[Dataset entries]
(begin)
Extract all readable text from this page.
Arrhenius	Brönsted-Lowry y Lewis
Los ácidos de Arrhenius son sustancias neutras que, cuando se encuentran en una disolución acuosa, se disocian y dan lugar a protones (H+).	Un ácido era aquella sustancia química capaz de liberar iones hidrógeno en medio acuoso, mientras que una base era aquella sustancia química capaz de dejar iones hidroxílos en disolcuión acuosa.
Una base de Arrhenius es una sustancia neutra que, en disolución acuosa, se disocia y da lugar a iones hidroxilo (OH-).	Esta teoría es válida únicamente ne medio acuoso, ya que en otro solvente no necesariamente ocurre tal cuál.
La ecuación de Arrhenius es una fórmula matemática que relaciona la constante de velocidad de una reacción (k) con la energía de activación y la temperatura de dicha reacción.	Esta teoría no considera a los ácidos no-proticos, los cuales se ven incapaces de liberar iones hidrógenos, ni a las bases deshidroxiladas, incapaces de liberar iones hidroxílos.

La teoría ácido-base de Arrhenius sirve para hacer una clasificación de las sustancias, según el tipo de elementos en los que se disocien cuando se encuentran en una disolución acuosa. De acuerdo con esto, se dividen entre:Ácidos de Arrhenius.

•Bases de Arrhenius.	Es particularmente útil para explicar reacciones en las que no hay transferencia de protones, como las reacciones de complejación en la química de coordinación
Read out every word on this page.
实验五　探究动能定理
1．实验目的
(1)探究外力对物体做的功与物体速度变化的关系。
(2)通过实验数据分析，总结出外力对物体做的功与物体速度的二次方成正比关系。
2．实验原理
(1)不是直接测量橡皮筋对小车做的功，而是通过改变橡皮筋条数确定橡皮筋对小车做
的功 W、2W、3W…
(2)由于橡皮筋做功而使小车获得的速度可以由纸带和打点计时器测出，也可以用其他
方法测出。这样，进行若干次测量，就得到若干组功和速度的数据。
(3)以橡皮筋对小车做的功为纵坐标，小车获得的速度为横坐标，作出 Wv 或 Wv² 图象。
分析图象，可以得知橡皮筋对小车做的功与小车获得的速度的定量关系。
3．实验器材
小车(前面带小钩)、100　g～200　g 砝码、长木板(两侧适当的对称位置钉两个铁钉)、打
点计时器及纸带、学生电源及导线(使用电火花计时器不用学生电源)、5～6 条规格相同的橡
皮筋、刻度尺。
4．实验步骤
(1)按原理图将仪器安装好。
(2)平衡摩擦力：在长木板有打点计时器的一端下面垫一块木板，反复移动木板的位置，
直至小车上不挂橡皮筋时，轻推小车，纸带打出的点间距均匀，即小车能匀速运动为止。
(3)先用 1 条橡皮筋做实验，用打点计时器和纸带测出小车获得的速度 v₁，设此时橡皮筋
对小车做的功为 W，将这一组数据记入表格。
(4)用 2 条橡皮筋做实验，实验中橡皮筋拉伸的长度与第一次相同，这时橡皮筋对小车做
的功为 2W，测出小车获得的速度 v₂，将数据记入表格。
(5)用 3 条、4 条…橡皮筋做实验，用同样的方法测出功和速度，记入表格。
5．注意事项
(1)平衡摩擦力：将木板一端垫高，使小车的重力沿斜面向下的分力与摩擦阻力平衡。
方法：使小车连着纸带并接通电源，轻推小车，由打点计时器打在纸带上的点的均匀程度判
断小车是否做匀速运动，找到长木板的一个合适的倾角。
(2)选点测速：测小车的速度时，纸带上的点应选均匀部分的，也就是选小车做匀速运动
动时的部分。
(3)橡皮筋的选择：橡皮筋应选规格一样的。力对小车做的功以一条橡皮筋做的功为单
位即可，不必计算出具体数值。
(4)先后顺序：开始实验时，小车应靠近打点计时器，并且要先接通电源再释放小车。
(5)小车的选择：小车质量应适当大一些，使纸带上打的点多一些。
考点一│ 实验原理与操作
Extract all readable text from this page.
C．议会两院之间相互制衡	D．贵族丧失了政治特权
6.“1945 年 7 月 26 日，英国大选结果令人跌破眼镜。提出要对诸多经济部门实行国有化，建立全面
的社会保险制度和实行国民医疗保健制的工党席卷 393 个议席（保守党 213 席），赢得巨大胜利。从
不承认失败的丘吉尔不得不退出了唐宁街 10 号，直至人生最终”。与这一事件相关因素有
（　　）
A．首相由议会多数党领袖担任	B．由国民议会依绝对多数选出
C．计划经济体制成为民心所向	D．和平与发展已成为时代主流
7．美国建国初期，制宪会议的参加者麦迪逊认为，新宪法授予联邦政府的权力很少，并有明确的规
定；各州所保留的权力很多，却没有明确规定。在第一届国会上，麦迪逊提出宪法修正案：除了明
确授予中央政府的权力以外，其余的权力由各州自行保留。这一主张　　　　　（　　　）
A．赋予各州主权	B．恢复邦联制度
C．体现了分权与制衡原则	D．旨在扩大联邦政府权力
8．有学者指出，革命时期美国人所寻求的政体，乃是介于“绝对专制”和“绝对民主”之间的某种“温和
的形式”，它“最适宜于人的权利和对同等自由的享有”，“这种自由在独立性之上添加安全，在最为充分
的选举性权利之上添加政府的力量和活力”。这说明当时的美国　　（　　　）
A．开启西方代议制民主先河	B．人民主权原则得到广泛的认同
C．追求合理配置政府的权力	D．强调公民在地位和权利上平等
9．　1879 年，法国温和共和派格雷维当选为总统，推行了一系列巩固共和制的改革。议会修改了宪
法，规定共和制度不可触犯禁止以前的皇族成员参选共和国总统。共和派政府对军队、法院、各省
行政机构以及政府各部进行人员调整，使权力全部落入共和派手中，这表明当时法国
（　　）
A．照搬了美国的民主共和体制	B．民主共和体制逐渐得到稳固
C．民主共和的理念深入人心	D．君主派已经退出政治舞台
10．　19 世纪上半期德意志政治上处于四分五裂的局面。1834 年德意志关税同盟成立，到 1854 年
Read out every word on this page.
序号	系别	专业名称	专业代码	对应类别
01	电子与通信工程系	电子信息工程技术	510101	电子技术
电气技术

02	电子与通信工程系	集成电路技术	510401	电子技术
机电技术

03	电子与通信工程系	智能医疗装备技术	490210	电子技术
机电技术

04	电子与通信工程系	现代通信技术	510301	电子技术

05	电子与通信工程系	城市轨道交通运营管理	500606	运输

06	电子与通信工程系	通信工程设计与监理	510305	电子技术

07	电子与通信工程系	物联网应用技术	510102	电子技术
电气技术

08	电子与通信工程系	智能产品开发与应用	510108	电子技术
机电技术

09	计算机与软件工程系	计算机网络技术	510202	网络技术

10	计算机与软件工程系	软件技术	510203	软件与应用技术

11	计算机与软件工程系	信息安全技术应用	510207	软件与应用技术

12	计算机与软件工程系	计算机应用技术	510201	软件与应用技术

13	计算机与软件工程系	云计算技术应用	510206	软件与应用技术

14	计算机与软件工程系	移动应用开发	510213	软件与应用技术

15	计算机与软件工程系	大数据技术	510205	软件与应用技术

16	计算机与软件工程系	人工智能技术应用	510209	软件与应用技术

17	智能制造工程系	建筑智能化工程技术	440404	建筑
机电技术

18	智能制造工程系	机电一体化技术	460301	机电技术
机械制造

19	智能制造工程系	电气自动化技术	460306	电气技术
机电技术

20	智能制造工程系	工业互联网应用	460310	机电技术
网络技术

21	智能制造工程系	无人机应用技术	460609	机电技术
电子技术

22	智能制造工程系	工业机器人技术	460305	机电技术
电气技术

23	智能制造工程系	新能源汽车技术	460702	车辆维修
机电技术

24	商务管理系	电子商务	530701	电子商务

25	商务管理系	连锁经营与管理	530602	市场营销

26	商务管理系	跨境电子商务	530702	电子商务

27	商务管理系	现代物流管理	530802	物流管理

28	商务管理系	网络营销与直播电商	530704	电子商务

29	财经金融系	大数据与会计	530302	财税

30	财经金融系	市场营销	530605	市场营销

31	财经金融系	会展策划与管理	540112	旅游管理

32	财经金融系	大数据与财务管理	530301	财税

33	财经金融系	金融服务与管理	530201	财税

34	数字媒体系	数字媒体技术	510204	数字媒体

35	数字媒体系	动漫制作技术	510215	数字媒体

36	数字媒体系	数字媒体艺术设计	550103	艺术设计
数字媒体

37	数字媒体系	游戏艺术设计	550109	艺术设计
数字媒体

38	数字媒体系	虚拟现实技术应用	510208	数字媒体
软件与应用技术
(end)
Exercise prompt -
Write out every line from the entries where "电子技术" appears.

Reply -
01	电子与通信工程系	电子信息工程技术	510101	电子技术
02	电子与通信工程系	集成电路技术	510401	电子技术
03	电子与通信工程系	智能医疗装备技术	490210	电子技术
04	电子与通信工程系	现代通信技术	510301	电子技术
06	电子与通信工程系	通信工程设计与监理	510305	电子技术
07	电子与通信工程系	物联网应用技术	510102	电子技术
08	电子与通信工程系	智能产品开发与应用	510108	电子技术
电子技术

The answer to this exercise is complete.